**What the exercise asks**
Show all lines from the listing below that contain "title".

**Input for this task**
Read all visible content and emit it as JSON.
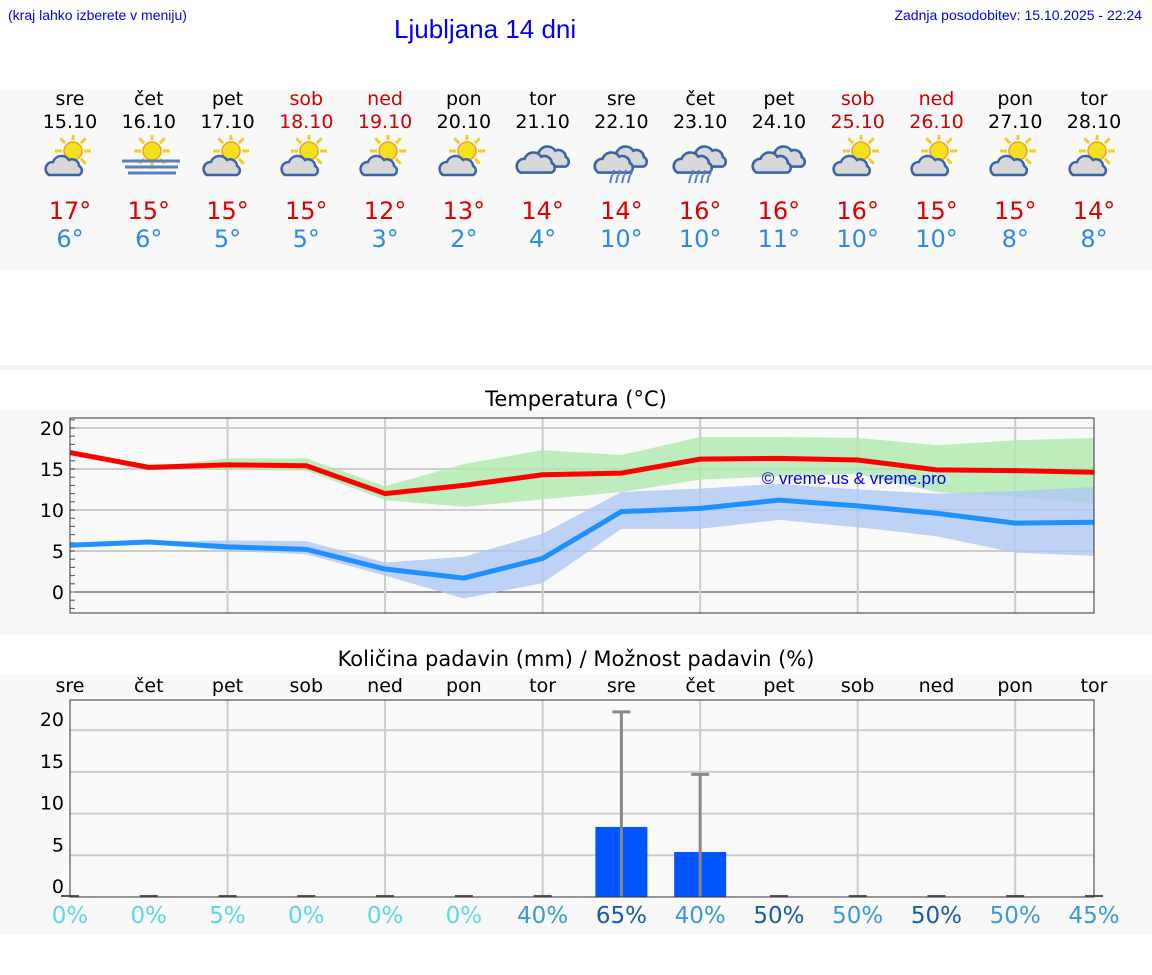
{
  "header": {
    "hint": "(kraj lahko izberete v meniju)",
    "title": "Ljubljana 14 dni",
    "updated": "Zadnja posodobitev: 15.10.2025 - 22:24"
  },
  "colors": {
    "weekend": "#cc0000",
    "max": "#dd0000",
    "min": "#2b8ae8",
    "max_line": "#ff0000",
    "min_line": "#1e90ff",
    "max_band": "#aee8ae",
    "min_band": "#aec8f2",
    "bar": "#0055ff"
  },
  "days": [
    {
      "name": "sre",
      "date": "15.10",
      "weekend": false,
      "icon": "partly-cloudy-icon",
      "max": "17°",
      "min": "6°"
    },
    {
      "name": "čet",
      "date": "16.10",
      "weekend": false,
      "icon": "fog-sun-icon",
      "max": "15°",
      "min": "6°"
    },
    {
      "name": "pet",
      "date": "17.10",
      "weekend": false,
      "icon": "partly-cloudy-icon",
      "max": "15°",
      "min": "5°"
    },
    {
      "name": "sob",
      "date": "18.10",
      "weekend": true,
      "icon": "partly-cloudy-icon",
      "max": "15°",
      "min": "5°"
    },
    {
      "name": "ned",
      "date": "19.10",
      "weekend": true,
      "icon": "partly-cloudy-icon",
      "max": "12°",
      "min": "3°"
    },
    {
      "name": "pon",
      "date": "20.10",
      "weekend": false,
      "icon": "partly-cloudy-icon",
      "max": "13°",
      "min": "2°"
    },
    {
      "name": "tor",
      "date": "21.10",
      "weekend": false,
      "icon": "cloudy-icon",
      "max": "14°",
      "min": "4°"
    },
    {
      "name": "sre",
      "date": "22.10",
      "weekend": false,
      "icon": "rain-cloud-icon",
      "max": "14°",
      "min": "10°"
    },
    {
      "name": "čet",
      "date": "23.10",
      "weekend": false,
      "icon": "rain-cloud-icon",
      "max": "16°",
      "min": "10°"
    },
    {
      "name": "pet",
      "date": "24.10",
      "weekend": false,
      "icon": "cloudy-icon",
      "max": "16°",
      "min": "11°"
    },
    {
      "name": "sob",
      "date": "25.10",
      "weekend": true,
      "icon": "partly-cloudy-icon",
      "max": "16°",
      "min": "10°"
    },
    {
      "name": "ned",
      "date": "26.10",
      "weekend": true,
      "icon": "partly-cloudy-icon",
      "max": "15°",
      "min": "10°"
    },
    {
      "name": "pon",
      "date": "27.10",
      "weekend": false,
      "icon": "partly-cloudy-icon",
      "max": "15°",
      "min": "8°"
    },
    {
      "name": "tor",
      "date": "28.10",
      "weekend": false,
      "icon": "partly-cloudy-icon",
      "max": "14°",
      "min": "8°"
    }
  ],
  "chart_data": [
    {
      "type": "line",
      "title": "Temperatura (°C)",
      "watermark": "© vreme.us & vreme.pro",
      "categories": [
        "sre",
        "čet",
        "pet",
        "sob",
        "ned",
        "pon",
        "tor",
        "sre",
        "čet",
        "pet",
        "sob",
        "ned",
        "pon",
        "tor"
      ],
      "ylim": [
        -2.6,
        21.3
      ],
      "yticks": [
        0,
        5,
        10,
        15,
        20
      ],
      "grid": true,
      "max_line": [
        17,
        15.2,
        15.5,
        15.4,
        12,
        13,
        14.3,
        14.5,
        16.2,
        16.3,
        16.1,
        14.9,
        14.8,
        14.6
      ],
      "max_band_upper": [
        17,
        15.2,
        16.3,
        16.3,
        12.9,
        15.6,
        17.3,
        16.7,
        18.9,
        18.9,
        18.8,
        17.9,
        18.5,
        18.8
      ],
      "max_band_lower": [
        17,
        15.2,
        14.9,
        14.8,
        11.2,
        10.4,
        11.3,
        12.2,
        13.7,
        14.1,
        14.4,
        12.2,
        11.6,
        10.8
      ],
      "min_line": [
        5.7,
        6.1,
        5.5,
        5.2,
        2.8,
        1.7,
        4.1,
        9.8,
        10.2,
        11.2,
        10.5,
        9.6,
        8.4,
        8.5
      ],
      "min_band_upper": [
        5.8,
        6.1,
        6.3,
        6.2,
        3.6,
        4.3,
        7.1,
        12.2,
        12.6,
        13.2,
        12.5,
        12.0,
        12.3,
        12.8
      ],
      "min_band_lower": [
        5.7,
        6.1,
        5.0,
        4.6,
        2.0,
        -0.8,
        1.1,
        7.7,
        7.7,
        8.8,
        7.9,
        6.8,
        4.8,
        4.4
      ]
    },
    {
      "type": "bar",
      "title": "Količina padavin (mm) / Možnost padavin (%)",
      "categories": [
        "sre",
        "čet",
        "pet",
        "sob",
        "ned",
        "pon",
        "tor",
        "sre",
        "čet",
        "pet",
        "sob",
        "ned",
        "pon",
        "tor"
      ],
      "ylim": [
        0,
        23.6
      ],
      "yticks": [
        0,
        5,
        10,
        15,
        20
      ],
      "grid": true,
      "values": [
        0,
        0,
        0,
        0,
        0,
        0,
        0,
        8.4,
        5.4,
        0,
        0,
        0,
        0,
        0
      ],
      "error_upper": [
        0,
        0,
        0,
        0,
        0,
        0,
        0,
        22.2,
        14.7,
        0,
        0,
        0,
        0,
        0
      ],
      "probability": [
        "0%",
        "0%",
        "5%",
        "0%",
        "0%",
        "0%",
        "40%",
        "65%",
        "40%",
        "50%",
        "50%",
        "50%",
        "50%",
        "45%"
      ],
      "probability_colors": [
        "#5ad8e8",
        "#5ad8e8",
        "#5ad8e8",
        "#5ad8e8",
        "#5ad8e8",
        "#5ad8e8",
        "#3a9ad9",
        "#1a5aa8",
        "#3a9ad9",
        "#1a5aa8",
        "#3a9ad9",
        "#1a5aa8",
        "#3a9ad9",
        "#3a9ad9"
      ]
    }
  ]
}
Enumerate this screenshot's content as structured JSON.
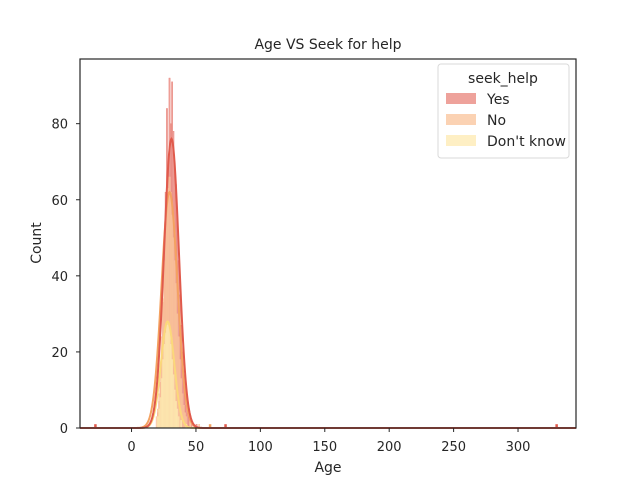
{
  "chart_data": {
    "type": "histogram",
    "title": "Age VS Seek for help",
    "xlabel": "Age",
    "ylabel": "Count",
    "xlim": [
      -40,
      345
    ],
    "ylim": [
      0,
      97
    ],
    "xticks": [
      0,
      50,
      100,
      150,
      200,
      250,
      300
    ],
    "yticks": [
      0,
      20,
      40,
      60,
      80
    ],
    "grid": false,
    "kde": true,
    "legend": {
      "title": "seek_help",
      "placement": "top-right"
    },
    "series": [
      {
        "name": "Yes",
        "color": "#e8837a",
        "kde_color": "#e05a4c",
        "bins": [
          {
            "x": 20,
            "count": 4
          },
          {
            "x": 21,
            "count": 7
          },
          {
            "x": 22,
            "count": 12
          },
          {
            "x": 23,
            "count": 20
          },
          {
            "x": 24,
            "count": 33
          },
          {
            "x": 25,
            "count": 47
          },
          {
            "x": 26,
            "count": 62
          },
          {
            "x": 27,
            "count": 84
          },
          {
            "x": 28,
            "count": 70
          },
          {
            "x": 29,
            "count": 92
          },
          {
            "x": 30,
            "count": 80
          },
          {
            "x": 31,
            "count": 91
          },
          {
            "x": 32,
            "count": 78
          },
          {
            "x": 33,
            "count": 70
          },
          {
            "x": 34,
            "count": 64
          },
          {
            "x": 35,
            "count": 55
          },
          {
            "x": 36,
            "count": 44
          },
          {
            "x": 37,
            "count": 35
          },
          {
            "x": 38,
            "count": 27
          },
          {
            "x": 39,
            "count": 20
          },
          {
            "x": 40,
            "count": 14
          },
          {
            "x": 41,
            "count": 9
          },
          {
            "x": 42,
            "count": 6
          },
          {
            "x": 43,
            "count": 4
          },
          {
            "x": 44,
            "count": 3
          },
          {
            "x": 46,
            "count": 2
          },
          {
            "x": 50,
            "count": 1
          }
        ],
        "kde": {
          "mean": 31,
          "sd": 5.8,
          "peak": 76
        }
      },
      {
        "name": "No",
        "color": "#f9c39a",
        "kde_color": "#f4a261",
        "bins": [
          {
            "x": 19,
            "count": 3
          },
          {
            "x": 20,
            "count": 5
          },
          {
            "x": 21,
            "count": 9
          },
          {
            "x": 22,
            "count": 15
          },
          {
            "x": 23,
            "count": 24
          },
          {
            "x": 24,
            "count": 34
          },
          {
            "x": 25,
            "count": 44
          },
          {
            "x": 26,
            "count": 52
          },
          {
            "x": 27,
            "count": 58
          },
          {
            "x": 28,
            "count": 63
          },
          {
            "x": 29,
            "count": 66
          },
          {
            "x": 30,
            "count": 62
          },
          {
            "x": 31,
            "count": 56
          },
          {
            "x": 32,
            "count": 50
          },
          {
            "x": 33,
            "count": 44
          },
          {
            "x": 34,
            "count": 38
          },
          {
            "x": 35,
            "count": 30
          },
          {
            "x": 36,
            "count": 24
          },
          {
            "x": 37,
            "count": 18
          },
          {
            "x": 38,
            "count": 13
          },
          {
            "x": 39,
            "count": 9
          },
          {
            "x": 40,
            "count": 6
          },
          {
            "x": 41,
            "count": 4
          },
          {
            "x": 42,
            "count": 3
          },
          {
            "x": 45,
            "count": 2
          },
          {
            "x": 52,
            "count": 1
          }
        ],
        "kde": {
          "mean": 29.5,
          "sd": 6.2,
          "peak": 62
        }
      },
      {
        "name": "Don't know",
        "color": "#fde9b0",
        "kde_color": "#fbd87a",
        "bins": [
          {
            "x": 20,
            "count": 3
          },
          {
            "x": 21,
            "count": 5
          },
          {
            "x": 22,
            "count": 8
          },
          {
            "x": 23,
            "count": 13
          },
          {
            "x": 24,
            "count": 18
          },
          {
            "x": 25,
            "count": 22
          },
          {
            "x": 26,
            "count": 25
          },
          {
            "x": 27,
            "count": 27
          },
          {
            "x": 28,
            "count": 28
          },
          {
            "x": 29,
            "count": 26
          },
          {
            "x": 30,
            "count": 22
          },
          {
            "x": 31,
            "count": 18
          },
          {
            "x": 32,
            "count": 14
          },
          {
            "x": 33,
            "count": 10
          },
          {
            "x": 34,
            "count": 7
          },
          {
            "x": 35,
            "count": 5
          },
          {
            "x": 36,
            "count": 3
          },
          {
            "x": 38,
            "count": 2
          },
          {
            "x": 42,
            "count": 1
          }
        ],
        "kde": {
          "mean": 28,
          "sd": 5.2,
          "peak": 28
        }
      }
    ],
    "outliers": [
      {
        "x": -29,
        "count": 1,
        "series": "Yes"
      },
      {
        "x": 329,
        "count": 1,
        "series": "Yes"
      },
      {
        "x": 60,
        "count": 1,
        "series": "No"
      },
      {
        "x": 72,
        "count": 1,
        "series": "Yes"
      }
    ]
  }
}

**Answer to the task**
    "title": "Ljubljana 14 dni",
      "title": "Temperatura (°C)",
      "title": "Količina padavin (mm) / Možnost padavin (%)",
    "title": "Age VS Seek for help",
      "title": "seek_help",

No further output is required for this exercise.